_Aim_. Each line of the material below should be reproduced exactly.

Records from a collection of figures
# # #

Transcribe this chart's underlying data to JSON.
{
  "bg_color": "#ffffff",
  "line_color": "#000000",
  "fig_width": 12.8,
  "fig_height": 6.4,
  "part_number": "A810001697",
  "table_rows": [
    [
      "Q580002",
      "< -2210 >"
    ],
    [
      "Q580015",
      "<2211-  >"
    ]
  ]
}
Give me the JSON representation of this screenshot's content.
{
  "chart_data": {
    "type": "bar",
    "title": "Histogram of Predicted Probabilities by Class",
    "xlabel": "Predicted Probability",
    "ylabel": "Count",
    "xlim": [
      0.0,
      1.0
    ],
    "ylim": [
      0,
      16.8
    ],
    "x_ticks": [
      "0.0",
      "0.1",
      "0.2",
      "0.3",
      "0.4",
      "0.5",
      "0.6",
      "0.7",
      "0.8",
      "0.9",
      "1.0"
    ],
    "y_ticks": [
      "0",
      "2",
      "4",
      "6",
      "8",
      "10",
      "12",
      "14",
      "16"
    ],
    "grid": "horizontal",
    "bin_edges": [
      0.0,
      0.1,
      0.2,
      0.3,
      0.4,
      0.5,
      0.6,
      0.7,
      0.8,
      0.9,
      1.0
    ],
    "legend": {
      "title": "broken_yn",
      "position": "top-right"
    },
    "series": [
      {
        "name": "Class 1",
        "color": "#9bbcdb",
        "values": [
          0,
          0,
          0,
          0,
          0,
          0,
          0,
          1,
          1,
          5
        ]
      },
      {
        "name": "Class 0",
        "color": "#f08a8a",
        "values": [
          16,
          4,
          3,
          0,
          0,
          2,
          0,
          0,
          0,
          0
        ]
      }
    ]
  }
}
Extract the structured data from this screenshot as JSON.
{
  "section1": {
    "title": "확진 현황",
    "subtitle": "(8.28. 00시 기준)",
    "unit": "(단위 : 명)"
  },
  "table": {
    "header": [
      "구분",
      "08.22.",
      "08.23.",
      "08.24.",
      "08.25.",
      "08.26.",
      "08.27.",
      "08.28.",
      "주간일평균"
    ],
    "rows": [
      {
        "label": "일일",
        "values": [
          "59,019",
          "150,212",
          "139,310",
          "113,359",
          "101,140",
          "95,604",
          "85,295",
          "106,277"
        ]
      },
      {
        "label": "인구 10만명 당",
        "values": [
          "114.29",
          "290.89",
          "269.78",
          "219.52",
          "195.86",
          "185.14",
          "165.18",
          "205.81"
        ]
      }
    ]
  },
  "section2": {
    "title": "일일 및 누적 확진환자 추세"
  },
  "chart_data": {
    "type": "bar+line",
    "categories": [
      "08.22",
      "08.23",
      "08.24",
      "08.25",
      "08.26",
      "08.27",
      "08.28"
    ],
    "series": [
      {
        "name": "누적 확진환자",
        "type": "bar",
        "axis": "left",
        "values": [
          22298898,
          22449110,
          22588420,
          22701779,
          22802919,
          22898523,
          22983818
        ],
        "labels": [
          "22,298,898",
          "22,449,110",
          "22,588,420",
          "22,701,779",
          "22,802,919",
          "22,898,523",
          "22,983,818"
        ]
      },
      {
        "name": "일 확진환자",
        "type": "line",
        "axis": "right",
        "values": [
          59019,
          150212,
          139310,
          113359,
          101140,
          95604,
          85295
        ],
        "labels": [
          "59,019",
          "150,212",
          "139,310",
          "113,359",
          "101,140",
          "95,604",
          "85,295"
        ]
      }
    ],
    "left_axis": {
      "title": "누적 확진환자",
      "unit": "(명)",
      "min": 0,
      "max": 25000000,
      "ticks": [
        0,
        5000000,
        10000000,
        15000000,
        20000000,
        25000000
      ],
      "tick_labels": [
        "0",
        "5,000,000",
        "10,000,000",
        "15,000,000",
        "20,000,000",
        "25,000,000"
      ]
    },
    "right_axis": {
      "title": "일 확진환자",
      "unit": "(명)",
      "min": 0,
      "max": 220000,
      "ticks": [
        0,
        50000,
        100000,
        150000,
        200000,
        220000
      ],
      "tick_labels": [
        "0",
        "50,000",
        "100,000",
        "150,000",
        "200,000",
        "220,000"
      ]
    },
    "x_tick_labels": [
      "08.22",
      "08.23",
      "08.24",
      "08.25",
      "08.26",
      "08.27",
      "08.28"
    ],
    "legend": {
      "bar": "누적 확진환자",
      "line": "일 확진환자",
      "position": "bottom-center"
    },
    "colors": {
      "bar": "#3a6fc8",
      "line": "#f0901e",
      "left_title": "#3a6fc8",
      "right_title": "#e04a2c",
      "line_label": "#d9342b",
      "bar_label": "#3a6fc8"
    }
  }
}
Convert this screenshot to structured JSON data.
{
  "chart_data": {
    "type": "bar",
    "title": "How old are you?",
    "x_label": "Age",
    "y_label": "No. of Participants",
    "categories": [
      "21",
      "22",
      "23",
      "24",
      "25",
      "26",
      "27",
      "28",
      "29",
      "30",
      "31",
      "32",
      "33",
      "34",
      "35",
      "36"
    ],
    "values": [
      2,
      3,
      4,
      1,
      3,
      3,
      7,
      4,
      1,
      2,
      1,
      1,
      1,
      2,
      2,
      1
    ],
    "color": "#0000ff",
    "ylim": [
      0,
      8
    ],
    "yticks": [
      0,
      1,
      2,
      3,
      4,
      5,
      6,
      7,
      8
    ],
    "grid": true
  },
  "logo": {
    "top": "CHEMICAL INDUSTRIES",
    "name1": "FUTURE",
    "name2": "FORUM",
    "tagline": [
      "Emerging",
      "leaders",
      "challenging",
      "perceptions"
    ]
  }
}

# # #

_Full output_.
Transcribe this chart's underlying data to JSON.
{
  "bg_color": "#ffffff",
  "line_color": "#000000",
  "fig_width": 12.8,
  "fig_height": 6.4,
  "part_number": "A810001697",
  "table_rows": [
    [
      "Q580002",
      "< -2210 >"
    ],
    [
      "Q580015",
      "<2211-  >"
    ]
  ]
}
Give me the JSON representation of this screenshot's content.
{
  "chart_data": {
    "type": "bar",
    "title": "Histogram of Predicted Probabilities by Class",
    "xlabel": "Predicted Probability",
    "ylabel": "Count",
    "xlim": [
      0.0,
      1.0
    ],
    "ylim": [
      0,
      16.8
    ],
    "x_ticks": [
      "0.0",
      "0.1",
      "0.2",
      "0.3",
      "0.4",
      "0.5",
      "0.6",
      "0.7",
      "0.8",
      "0.9",
      "1.0"
    ],
    "y_ticks": [
      "0",
      "2",
      "4",
      "6",
      "8",
      "10",
      "12",
      "14",
      "16"
    ],
    "grid": "horizontal",
    "bin_edges": [
      0.0,
      0.1,
      0.2,
      0.3,
      0.4,
      0.5,
      0.6,
      0.7,
      0.8,
      0.9,
      1.0
    ],
    "legend": {
      "title": "broken_yn",
      "position": "top-right"
    },
    "series": [
      {
        "name": "Class 1",
        "color": "#9bbcdb",
        "values": [
          0,
          0,
          0,
          0,
          0,
          0,
          0,
          1,
          1,
          5
        ]
      },
      {
        "name": "Class 0",
        "color": "#f08a8a",
        "values": [
          16,
          4,
          3,
          0,
          0,
          2,
          0,
          0,
          0,
          0
        ]
      }
    ]
  }
}
Extract the structured data from this screenshot as JSON.
{
  "section1": {
    "title": "확진 현황",
    "subtitle": "(8.28. 00시 기준)",
    "unit": "(단위 : 명)"
  },
  "table": {
    "header": [
      "구분",
      "08.22.",
      "08.23.",
      "08.24.",
      "08.25.",
      "08.26.",
      "08.27.",
      "08.28.",
      "주간일평균"
    ],
    "rows": [
      {
        "label": "일일",
        "values": [
          "59,019",
          "150,212",
          "139,310",
          "113,359",
          "101,140",
          "95,604",
          "85,295",
          "106,277"
        ]
      },
      {
        "label": "인구 10만명 당",
        "values": [
          "114.29",
          "290.89",
          "269.78",
          "219.52",
          "195.86",
          "185.14",
          "165.18",
          "205.81"
        ]
      }
    ]
  },
  "section2": {
    "title": "일일 및 누적 확진환자 추세"
  },
  "chart_data": {
    "type": "bar+line",
    "categories": [
      "08.22",
      "08.23",
      "08.24",
      "08.25",
      "08.26",
      "08.27",
      "08.28"
    ],
    "series": [
      {
        "name": "누적 확진환자",
        "type": "bar",
        "axis": "left",
        "values": [
          22298898,
          22449110,
          22588420,
          22701779,
          22802919,
          22898523,
          22983818
        ],
        "labels": [
          "22,298,898",
          "22,449,110",
          "22,588,420",
          "22,701,779",
          "22,802,919",
          "22,898,523",
          "22,983,818"
        ]
      },
      {
        "name": "일 확진환자",
        "type": "line",
        "axis": "right",
        "values": [
          59019,
          150212,
          139310,
          113359,
          101140,
          95604,
          85295
        ],
        "labels": [
          "59,019",
          "150,212",
          "139,310",
          "113,359",
          "101,140",
          "95,604",
          "85,295"
        ]
      }
    ],
    "left_axis": {
      "title": "누적 확진환자",
      "unit": "(명)",
      "min": 0,
      "max": 25000000,
      "ticks": [
        0,
        5000000,
        10000000,
        15000000,
        20000000,
        25000000
      ],
      "tick_labels": [
        "0",
        "5,000,000",
        "10,000,000",
        "15,000,000",
        "20,000,000",
        "25,000,000"
      ]
    },
    "right_axis": {
      "title": "일 확진환자",
      "unit": "(명)",
      "min": 0,
      "max": 220000,
      "ticks": [
        0,
        50000,
        100000,
        150000,
        200000,
        220000
      ],
      "tick_labels": [
        "0",
        "50,000",
        "100,000",
        "150,000",
        "200,000",
        "220,000"
      ]
    },
    "x_tick_labels": [
      "08.22",
      "08.23",
      "08.24",
      "08.25",
      "08.26",
      "08.27",
      "08.28"
    ],
    "legend": {
      "bar": "누적 확진환자",
      "line": "일 확진환자",
      "position": "bottom-center"
    },
    "colors": {
      "bar": "#3a6fc8",
      "line": "#f0901e",
      "left_title": "#3a6fc8",
      "right_title": "#e04a2c",
      "line_label": "#d9342b",
      "bar_label": "#3a6fc8"
    }
  }
}
Convert this screenshot to structured JSON data.
{
  "chart_data": {
    "type": "bar",
    "title": "How old are you?",
    "x_label": "Age",
    "y_label": "No. of Participants",
    "categories": [
      "21",
      "22",
      "23",
      "24",
      "25",
      "26",
      "27",
      "28",
      "29",
      "30",
      "31",
      "32",
      "33",
      "34",
      "35",
      "36"
    ],
    "values": [
      2,
      3,
      4,
      1,
      3,
      3,
      7,
      4,
      1,
      2,
      1,
      1,
      1,
      2,
      2,
      1
    ],
    "color": "#0000ff",
    "ylim": [
      0,
      8
    ],
    "yticks": [
      0,
      1,
      2,
      3,
      4,
      5,
      6,
      7,
      8
    ],
    "grid": true
  },
  "logo": {
    "top": "CHEMICAL INDUSTRIES",
    "name1": "FUTURE",
    "name2": "FORUM",
    "tagline": [
      "Emerging",
      "leaders",
      "challenging",
      "perceptions"
    ]
  }
}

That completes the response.